■ Texte extrait:
LAWRENCE D'ARABIE, film de David Lean
Une œuvre sévère aux proportions gigantesques
Lawrence d'Arabie (Lawrence of Arabia) est avec Le Docteur Jivago (Doctor Zhivago, 1965), la plus grande réussite visuelle de David Lean. Il faut bien sûr accepter la convention d'un Anthony Quinn en chef arabe et d'un Alec Guinness en roi Faysal Ier. Le film adopte aussi le classique et agaçant schéma du film colonialiste, où un Européen en remontre à des « indigènes » sur le plan de l'endurance physique et de la connaissance du terrain, puis leur donne en prime des leçons d'humanité et de volonté. Ici, Lawrence oppose au « c'était écrit » des fatalistes musulmans un « rien n'est écrit » qui les impressionne. Il se montre courageux, mais a des états d'âme quand il doit tuer, ce que n'ont pas les cruels Arabes, etc. Au-delà de ces clichés du cinéma colonial – que d'autres films, notamment ceux très respectueux de James Ivory, ont remis en question – il faut voir les exceptionnelles qualités de cette superproduction.
La construction, sur une arche du type ascension et décadence, gloire et vanité, en est magistrale. La première partie, où se trouvent les séquences les plus marquantes, agit comme un crescendo, où des instruments se joindraient peu à peu au groupe : un méhari, deux, trois, dix... Les quarante premières minutes s'attachent à un nombre restreint de personnages évoluant dans un cadre gigantesque, celui du désert, qui est le héros du film. La seconde partie se concentre sur les « états d'âme » de Lawrence, personnage fascinant tant que ses motivations et son passé nous restent impénétrables. La dernière image du film montre son visage inexpressif derrière le pare-brise d'une jeep, s'effaçant dans l'immensité.

■ Votre objectif: Recopiez à l'identique le passage de la critique de Lawrence d'Arabie compris entre « La construction, sur » et « s'effaçant dans l'immensité. », bornes incluses.

■ Données fournies:
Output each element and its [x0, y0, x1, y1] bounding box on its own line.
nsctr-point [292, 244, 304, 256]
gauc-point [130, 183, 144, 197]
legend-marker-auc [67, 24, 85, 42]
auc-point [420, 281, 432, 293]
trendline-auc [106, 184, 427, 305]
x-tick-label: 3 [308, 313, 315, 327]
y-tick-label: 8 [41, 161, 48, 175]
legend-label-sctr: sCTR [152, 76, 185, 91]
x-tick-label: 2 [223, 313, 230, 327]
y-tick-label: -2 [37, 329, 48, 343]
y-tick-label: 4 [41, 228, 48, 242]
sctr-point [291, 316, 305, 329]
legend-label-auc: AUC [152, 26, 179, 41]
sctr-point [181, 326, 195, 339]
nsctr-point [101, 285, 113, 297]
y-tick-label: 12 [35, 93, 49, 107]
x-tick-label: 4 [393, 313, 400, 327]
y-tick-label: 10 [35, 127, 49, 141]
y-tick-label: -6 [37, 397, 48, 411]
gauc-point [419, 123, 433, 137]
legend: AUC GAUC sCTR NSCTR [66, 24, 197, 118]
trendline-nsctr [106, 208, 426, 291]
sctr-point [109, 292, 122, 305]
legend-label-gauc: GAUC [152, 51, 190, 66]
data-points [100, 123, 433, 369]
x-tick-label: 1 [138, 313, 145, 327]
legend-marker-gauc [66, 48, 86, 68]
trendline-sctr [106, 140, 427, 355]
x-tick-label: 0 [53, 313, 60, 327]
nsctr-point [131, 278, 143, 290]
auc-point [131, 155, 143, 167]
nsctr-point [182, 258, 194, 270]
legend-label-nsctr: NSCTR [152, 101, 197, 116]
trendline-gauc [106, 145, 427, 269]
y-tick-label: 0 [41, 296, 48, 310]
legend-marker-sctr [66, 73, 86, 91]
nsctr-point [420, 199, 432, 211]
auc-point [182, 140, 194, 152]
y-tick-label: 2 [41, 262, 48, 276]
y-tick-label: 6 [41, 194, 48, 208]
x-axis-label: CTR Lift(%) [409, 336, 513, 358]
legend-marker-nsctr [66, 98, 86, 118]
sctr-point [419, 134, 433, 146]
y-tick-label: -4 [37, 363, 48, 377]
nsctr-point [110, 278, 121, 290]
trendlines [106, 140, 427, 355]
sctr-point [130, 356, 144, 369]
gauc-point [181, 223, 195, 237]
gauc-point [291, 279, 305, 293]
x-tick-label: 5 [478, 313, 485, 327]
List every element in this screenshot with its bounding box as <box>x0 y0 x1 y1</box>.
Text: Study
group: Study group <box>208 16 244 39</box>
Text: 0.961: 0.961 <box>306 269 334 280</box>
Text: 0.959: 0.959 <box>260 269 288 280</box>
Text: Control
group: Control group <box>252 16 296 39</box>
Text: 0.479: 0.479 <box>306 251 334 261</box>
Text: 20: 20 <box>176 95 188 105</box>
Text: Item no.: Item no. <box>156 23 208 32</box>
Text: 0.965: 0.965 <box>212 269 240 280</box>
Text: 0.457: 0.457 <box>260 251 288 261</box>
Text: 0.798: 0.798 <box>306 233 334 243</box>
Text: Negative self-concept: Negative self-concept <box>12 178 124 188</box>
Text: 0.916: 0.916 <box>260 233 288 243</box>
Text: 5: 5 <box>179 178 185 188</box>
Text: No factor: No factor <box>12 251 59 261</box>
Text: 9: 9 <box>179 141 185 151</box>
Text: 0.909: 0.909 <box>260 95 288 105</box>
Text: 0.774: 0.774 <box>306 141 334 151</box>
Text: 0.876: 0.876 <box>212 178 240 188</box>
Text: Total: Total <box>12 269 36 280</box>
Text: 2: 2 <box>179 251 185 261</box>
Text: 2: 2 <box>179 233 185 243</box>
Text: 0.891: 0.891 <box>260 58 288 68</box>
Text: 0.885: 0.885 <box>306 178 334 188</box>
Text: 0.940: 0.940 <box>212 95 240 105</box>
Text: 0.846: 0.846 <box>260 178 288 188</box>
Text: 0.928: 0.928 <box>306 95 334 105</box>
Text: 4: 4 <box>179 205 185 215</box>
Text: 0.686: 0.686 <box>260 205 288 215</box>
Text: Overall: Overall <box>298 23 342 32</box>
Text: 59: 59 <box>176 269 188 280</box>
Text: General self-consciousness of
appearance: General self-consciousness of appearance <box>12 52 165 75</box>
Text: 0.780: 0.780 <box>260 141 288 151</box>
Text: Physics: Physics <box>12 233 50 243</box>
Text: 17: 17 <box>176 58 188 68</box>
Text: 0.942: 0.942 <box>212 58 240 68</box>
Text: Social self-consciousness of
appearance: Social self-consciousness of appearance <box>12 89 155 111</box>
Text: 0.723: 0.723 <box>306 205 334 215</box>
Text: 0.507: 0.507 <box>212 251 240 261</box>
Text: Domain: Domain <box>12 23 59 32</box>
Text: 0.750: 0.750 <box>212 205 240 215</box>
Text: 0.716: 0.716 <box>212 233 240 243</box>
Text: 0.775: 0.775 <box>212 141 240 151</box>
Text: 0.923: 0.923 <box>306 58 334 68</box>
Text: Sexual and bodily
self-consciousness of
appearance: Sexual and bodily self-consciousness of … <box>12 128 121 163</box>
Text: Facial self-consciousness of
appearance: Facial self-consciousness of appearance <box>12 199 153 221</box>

■ Réponse attendue:
La construction, sur une arche du type ascension et décadence, gloire et vanité, en est magistrale. La première partie, où se trouvent les séquences les plus marquantes, agit comme un crescendo, où des instruments se joindraient peu à peu au groupe : un méhari, deux, trois, dix... Les quarante premières minutes s'attachent à un nombre restreint de personnages évoluant dans un cadre gigantesque, celui du désert, qui est le héros du film. La seconde partie se concentre sur les « états d'âme » de Lawrence, personnage fascinant tant que ses motivations et son passé nous restent impénétrables. La dernière image du film montre son visage inexpressif derrière le pare-brise d'une jeep, s'effaçant dans l'immensité.